-- Begin Provided entries --
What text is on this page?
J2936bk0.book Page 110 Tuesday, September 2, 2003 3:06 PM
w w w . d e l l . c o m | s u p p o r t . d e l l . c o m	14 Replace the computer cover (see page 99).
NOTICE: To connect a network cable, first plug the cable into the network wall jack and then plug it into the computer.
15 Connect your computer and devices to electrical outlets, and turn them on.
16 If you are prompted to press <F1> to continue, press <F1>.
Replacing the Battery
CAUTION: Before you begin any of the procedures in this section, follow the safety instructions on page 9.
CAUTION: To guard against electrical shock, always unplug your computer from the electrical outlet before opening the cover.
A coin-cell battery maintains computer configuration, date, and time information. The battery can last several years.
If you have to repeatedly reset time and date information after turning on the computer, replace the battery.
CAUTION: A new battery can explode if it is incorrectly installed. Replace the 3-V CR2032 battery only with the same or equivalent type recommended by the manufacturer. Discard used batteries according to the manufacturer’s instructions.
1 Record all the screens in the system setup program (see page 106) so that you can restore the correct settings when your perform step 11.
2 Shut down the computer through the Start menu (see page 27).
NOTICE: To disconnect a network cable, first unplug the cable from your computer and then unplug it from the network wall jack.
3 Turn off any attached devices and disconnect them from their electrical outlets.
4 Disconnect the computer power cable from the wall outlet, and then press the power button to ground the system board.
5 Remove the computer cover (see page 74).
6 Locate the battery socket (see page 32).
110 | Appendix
-- End Provided entries --
● **Task details**
Filter the records above for lines containing the word "devices", and copy those lines.

● **Result**
15 Connect your computer and devices to electrical outlets, and turn them on.
3 Turn off any attached devices and disconnect them from their electrical outlets.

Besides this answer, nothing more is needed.